# [EXERCISE GOAL]
The records follow. Give them all back exactly.

___ PROVIDED INFORMATION ___

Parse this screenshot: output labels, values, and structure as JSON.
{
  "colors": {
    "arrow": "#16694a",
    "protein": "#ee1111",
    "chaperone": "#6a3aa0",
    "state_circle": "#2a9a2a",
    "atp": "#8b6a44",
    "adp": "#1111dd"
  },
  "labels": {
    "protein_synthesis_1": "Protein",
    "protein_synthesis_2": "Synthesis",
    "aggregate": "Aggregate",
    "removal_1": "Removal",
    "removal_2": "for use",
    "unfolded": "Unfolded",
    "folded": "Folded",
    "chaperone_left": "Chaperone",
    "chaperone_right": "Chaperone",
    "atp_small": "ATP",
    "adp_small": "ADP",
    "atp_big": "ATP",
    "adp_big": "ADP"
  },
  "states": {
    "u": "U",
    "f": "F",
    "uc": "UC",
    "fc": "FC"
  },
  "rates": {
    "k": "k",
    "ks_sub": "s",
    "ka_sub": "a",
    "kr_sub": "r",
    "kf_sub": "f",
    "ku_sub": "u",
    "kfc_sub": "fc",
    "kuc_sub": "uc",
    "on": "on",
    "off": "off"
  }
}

___

# [RESULT OF THE EXERCISE]
Parse this screenshot: output labels, values, and structure as JSON.
{
  "colors": {
    "arrow": "#16694a",
    "protein": "#ee1111",
    "chaperone": "#6a3aa0",
    "state_circle": "#2a9a2a",
    "atp": "#8b6a44",
    "adp": "#1111dd"
  },
  "labels": {
    "protein_synthesis_1": "Protein",
    "protein_synthesis_2": "Synthesis",
    "aggregate": "Aggregate",
    "removal_1": "Removal",
    "removal_2": "for use",
    "unfolded": "Unfolded",
    "folded": "Folded",
    "chaperone_left": "Chaperone",
    "chaperone_right": "Chaperone",
    "atp_small": "ATP",
    "adp_small": "ADP",
    "atp_big": "ATP",
    "adp_big": "ADP"
  },
  "states": {
    "u": "U",
    "f": "F",
    "uc": "UC",
    "fc": "FC"
  },
  "rates": {
    "k": "k",
    "ks_sub": "s",
    "ka_sub": "a",
    "kr_sub": "r",
    "kf_sub": "f",
    "ku_sub": "u",
    "kfc_sub": "fc",
    "kuc_sub": "uc",
    "on": "on",
    "off": "off"
  }
}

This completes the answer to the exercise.